Check each line of the listing for the word "Year" and give only the number of lines that have it.

* START RECORDS SUPPLIED *

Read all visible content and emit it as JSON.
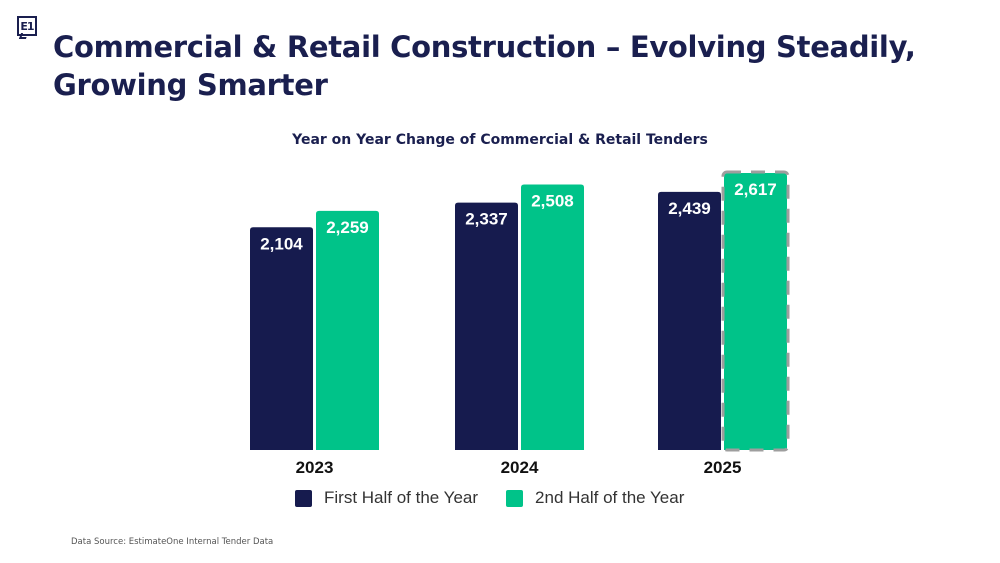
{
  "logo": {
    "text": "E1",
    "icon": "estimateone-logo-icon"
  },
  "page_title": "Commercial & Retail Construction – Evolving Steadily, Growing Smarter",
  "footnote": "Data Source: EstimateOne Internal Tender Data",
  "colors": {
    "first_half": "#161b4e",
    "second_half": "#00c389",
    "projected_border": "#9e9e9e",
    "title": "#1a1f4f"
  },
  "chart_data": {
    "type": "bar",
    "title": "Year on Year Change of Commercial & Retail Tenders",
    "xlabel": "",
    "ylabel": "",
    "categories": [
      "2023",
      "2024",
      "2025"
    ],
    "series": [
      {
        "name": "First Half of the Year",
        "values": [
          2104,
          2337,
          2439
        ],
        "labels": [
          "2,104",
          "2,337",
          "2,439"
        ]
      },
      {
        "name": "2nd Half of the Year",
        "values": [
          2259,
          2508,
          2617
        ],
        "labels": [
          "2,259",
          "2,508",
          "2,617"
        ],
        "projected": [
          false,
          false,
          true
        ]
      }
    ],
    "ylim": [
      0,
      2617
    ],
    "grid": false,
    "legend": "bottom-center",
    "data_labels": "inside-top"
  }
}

* END RECORDS SUPPLIED *
* START RECORDS SUPPLIED *

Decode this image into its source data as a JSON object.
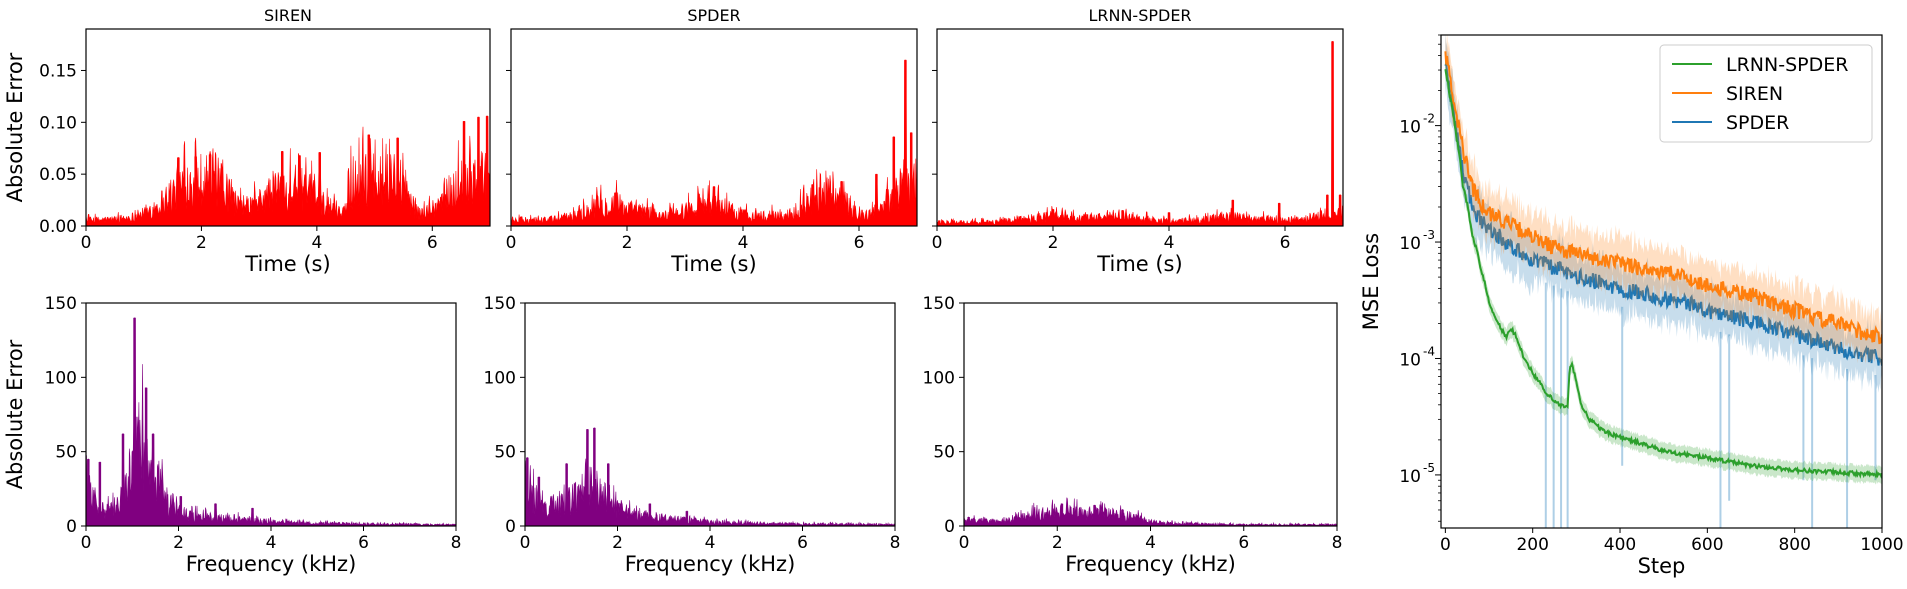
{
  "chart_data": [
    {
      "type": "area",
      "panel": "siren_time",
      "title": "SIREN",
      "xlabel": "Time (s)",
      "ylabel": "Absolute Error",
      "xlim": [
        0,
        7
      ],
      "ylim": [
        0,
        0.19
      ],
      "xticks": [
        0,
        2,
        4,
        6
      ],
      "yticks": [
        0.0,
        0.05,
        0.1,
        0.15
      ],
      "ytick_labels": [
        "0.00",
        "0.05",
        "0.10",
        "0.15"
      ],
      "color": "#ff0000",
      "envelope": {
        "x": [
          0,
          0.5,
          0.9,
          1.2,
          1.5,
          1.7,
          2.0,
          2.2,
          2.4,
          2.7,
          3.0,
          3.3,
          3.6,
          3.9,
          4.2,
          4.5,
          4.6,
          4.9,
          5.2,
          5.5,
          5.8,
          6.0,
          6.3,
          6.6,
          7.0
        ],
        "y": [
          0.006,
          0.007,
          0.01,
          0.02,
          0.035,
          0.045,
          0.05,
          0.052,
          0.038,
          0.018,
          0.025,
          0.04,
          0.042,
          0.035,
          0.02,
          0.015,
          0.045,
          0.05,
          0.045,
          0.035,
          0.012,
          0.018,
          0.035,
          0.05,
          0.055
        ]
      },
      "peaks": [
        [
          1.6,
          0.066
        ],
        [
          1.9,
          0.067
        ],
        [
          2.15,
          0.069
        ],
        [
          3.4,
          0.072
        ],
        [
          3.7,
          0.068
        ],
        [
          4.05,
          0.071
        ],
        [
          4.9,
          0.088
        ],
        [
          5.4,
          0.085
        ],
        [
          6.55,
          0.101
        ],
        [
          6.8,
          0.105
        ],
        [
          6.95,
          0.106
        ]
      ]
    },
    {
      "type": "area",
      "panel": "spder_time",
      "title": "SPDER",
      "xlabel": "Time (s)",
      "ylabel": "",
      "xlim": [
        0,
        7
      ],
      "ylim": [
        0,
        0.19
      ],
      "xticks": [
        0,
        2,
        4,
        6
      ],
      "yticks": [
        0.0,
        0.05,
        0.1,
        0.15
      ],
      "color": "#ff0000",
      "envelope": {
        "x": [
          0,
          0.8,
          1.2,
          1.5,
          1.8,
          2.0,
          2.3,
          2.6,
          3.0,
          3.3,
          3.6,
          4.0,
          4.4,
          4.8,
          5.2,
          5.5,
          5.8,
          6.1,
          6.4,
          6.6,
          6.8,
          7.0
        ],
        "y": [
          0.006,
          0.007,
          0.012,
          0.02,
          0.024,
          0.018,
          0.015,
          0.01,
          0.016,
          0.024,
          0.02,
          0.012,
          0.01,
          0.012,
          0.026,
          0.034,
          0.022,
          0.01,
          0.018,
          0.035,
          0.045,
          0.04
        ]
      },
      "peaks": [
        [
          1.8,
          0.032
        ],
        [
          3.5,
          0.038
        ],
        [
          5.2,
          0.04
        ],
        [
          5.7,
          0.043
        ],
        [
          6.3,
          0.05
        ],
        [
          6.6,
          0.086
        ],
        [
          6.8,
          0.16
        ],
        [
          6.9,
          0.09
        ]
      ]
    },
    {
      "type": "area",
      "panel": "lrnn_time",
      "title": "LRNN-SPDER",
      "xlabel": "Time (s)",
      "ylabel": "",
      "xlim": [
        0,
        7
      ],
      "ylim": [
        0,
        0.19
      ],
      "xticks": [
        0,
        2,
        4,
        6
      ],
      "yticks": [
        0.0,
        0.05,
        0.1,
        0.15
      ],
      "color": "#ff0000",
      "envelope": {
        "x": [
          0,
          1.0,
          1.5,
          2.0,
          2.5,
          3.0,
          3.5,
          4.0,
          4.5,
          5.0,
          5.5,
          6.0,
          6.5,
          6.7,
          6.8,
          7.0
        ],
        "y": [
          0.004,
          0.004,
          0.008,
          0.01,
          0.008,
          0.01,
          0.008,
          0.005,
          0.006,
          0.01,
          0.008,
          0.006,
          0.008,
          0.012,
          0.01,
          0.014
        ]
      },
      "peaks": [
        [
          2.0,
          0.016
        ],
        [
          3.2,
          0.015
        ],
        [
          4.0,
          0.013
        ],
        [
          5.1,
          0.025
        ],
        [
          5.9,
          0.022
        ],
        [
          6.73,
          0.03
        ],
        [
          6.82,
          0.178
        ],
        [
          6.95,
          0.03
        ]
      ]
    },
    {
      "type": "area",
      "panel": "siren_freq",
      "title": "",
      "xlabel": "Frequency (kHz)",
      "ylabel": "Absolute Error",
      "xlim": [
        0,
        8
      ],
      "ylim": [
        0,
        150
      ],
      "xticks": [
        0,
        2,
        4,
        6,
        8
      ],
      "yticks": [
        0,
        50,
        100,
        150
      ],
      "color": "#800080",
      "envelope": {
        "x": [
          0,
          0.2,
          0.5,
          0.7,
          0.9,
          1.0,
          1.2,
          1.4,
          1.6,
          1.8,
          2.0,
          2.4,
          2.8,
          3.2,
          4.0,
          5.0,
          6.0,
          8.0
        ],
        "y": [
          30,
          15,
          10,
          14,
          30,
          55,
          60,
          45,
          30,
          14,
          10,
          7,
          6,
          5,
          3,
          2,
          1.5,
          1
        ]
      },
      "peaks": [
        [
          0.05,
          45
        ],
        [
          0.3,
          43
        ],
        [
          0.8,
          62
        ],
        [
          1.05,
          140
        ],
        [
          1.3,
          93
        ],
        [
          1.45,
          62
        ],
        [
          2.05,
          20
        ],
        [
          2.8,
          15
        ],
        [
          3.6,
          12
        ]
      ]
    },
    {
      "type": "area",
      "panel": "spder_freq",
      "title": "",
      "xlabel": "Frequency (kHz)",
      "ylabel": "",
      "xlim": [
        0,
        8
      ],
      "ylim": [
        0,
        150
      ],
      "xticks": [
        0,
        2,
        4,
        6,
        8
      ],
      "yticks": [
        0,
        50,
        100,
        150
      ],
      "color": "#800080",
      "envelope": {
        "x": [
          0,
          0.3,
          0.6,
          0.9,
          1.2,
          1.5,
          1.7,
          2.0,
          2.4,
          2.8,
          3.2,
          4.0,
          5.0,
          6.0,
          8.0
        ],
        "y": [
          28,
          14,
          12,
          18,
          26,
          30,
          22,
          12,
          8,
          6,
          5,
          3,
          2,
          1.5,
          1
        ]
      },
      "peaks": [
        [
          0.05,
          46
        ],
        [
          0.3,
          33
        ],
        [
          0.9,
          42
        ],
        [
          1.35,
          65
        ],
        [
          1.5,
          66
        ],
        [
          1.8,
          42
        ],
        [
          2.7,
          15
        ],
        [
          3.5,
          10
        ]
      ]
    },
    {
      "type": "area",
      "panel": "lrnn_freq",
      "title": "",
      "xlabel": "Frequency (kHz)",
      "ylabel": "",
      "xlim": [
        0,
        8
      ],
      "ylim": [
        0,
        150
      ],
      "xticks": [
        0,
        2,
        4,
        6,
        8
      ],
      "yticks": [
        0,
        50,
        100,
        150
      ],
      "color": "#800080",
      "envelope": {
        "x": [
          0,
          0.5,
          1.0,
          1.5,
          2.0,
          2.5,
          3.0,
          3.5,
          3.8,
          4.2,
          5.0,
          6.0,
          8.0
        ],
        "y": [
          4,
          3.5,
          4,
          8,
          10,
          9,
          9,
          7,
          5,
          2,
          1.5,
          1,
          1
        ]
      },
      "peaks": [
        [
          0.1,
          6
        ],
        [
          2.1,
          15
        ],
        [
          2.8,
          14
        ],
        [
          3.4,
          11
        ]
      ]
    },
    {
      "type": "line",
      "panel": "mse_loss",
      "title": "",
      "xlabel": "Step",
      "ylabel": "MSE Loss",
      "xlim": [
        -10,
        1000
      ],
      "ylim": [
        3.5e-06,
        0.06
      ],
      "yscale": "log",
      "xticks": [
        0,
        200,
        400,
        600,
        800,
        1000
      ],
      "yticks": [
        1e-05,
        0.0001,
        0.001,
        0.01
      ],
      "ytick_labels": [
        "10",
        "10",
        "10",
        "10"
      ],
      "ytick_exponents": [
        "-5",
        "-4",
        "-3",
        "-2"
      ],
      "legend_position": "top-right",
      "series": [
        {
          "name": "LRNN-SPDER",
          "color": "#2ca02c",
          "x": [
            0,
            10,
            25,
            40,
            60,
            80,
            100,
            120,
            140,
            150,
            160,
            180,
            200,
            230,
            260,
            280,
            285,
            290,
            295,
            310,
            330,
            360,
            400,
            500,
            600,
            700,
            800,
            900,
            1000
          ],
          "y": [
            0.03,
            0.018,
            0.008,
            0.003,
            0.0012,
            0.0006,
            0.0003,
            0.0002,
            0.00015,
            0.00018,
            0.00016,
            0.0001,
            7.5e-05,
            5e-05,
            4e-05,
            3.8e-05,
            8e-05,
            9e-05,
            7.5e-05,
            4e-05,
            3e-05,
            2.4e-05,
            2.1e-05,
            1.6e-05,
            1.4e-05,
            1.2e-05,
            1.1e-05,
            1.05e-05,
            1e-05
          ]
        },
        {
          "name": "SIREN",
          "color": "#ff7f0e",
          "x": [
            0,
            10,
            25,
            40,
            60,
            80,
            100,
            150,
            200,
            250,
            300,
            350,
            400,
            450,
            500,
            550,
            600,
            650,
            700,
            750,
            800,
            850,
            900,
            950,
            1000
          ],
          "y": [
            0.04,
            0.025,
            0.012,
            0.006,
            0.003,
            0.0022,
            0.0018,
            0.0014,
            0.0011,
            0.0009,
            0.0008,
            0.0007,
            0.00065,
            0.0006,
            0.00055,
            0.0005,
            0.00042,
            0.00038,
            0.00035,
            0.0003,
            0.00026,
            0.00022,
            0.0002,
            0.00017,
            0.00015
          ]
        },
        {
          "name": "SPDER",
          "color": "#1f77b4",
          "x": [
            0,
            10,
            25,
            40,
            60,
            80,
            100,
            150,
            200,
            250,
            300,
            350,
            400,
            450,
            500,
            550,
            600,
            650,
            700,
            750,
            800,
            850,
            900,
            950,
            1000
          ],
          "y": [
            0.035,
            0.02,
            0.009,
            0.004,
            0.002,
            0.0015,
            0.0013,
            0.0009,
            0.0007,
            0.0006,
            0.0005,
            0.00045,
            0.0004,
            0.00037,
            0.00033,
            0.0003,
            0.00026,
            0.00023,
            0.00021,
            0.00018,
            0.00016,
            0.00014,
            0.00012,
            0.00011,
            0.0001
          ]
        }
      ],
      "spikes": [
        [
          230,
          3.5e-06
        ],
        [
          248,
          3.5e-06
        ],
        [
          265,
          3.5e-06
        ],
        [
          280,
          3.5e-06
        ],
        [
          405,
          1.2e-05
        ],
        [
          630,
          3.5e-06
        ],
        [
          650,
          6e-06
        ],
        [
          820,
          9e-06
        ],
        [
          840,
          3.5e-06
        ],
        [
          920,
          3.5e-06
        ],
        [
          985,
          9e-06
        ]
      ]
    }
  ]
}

* END RECORDS SUPPLIED *

§ WRITTEN RESPONSE: 3